** BEGIN Supplied records **

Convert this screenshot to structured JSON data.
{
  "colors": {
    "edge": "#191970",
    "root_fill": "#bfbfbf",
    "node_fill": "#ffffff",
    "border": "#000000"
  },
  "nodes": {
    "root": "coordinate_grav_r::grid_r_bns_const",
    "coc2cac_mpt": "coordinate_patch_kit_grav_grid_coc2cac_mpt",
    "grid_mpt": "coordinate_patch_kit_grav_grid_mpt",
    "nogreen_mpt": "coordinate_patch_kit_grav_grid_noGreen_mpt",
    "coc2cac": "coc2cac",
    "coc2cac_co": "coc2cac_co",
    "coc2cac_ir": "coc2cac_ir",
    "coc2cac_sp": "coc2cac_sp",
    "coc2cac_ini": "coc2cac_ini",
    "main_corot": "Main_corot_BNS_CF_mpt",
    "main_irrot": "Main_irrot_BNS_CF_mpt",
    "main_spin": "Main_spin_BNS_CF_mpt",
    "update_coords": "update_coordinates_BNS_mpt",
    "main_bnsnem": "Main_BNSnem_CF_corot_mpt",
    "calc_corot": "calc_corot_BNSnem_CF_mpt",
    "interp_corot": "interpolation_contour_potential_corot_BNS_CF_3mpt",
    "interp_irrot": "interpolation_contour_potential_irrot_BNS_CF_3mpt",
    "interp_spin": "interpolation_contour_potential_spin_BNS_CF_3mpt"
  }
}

** END Supplied records **

_Problem to work on_: Retype the data in full and match it exactly.

_Exercise output_:
Convert this screenshot to structured JSON data.
{
  "colors": {
    "edge": "#191970",
    "root_fill": "#bfbfbf",
    "node_fill": "#ffffff",
    "border": "#000000"
  },
  "nodes": {
    "root": "coordinate_grav_r::grid_r_bns_const",
    "coc2cac_mpt": "coordinate_patch_kit_grav_grid_coc2cac_mpt",
    "grid_mpt": "coordinate_patch_kit_grav_grid_mpt",
    "nogreen_mpt": "coordinate_patch_kit_grav_grid_noGreen_mpt",
    "coc2cac": "coc2cac",
    "coc2cac_co": "coc2cac_co",
    "coc2cac_ir": "coc2cac_ir",
    "coc2cac_sp": "coc2cac_sp",
    "coc2cac_ini": "coc2cac_ini",
    "main_corot": "Main_corot_BNS_CF_mpt",
    "main_irrot": "Main_irrot_BNS_CF_mpt",
    "main_spin": "Main_spin_BNS_CF_mpt",
    "update_coords": "update_coordinates_BNS_mpt",
    "main_bnsnem": "Main_BNSnem_CF_corot_mpt",
    "calc_corot": "calc_corot_BNSnem_CF_mpt",
    "interp_corot": "interpolation_contour_potential_corot_BNS_CF_3mpt",
    "interp_irrot": "interpolation_contour_potential_irrot_BNS_CF_3mpt",
    "interp_spin": "interpolation_contour_potential_spin_BNS_CF_3mpt"
  }
}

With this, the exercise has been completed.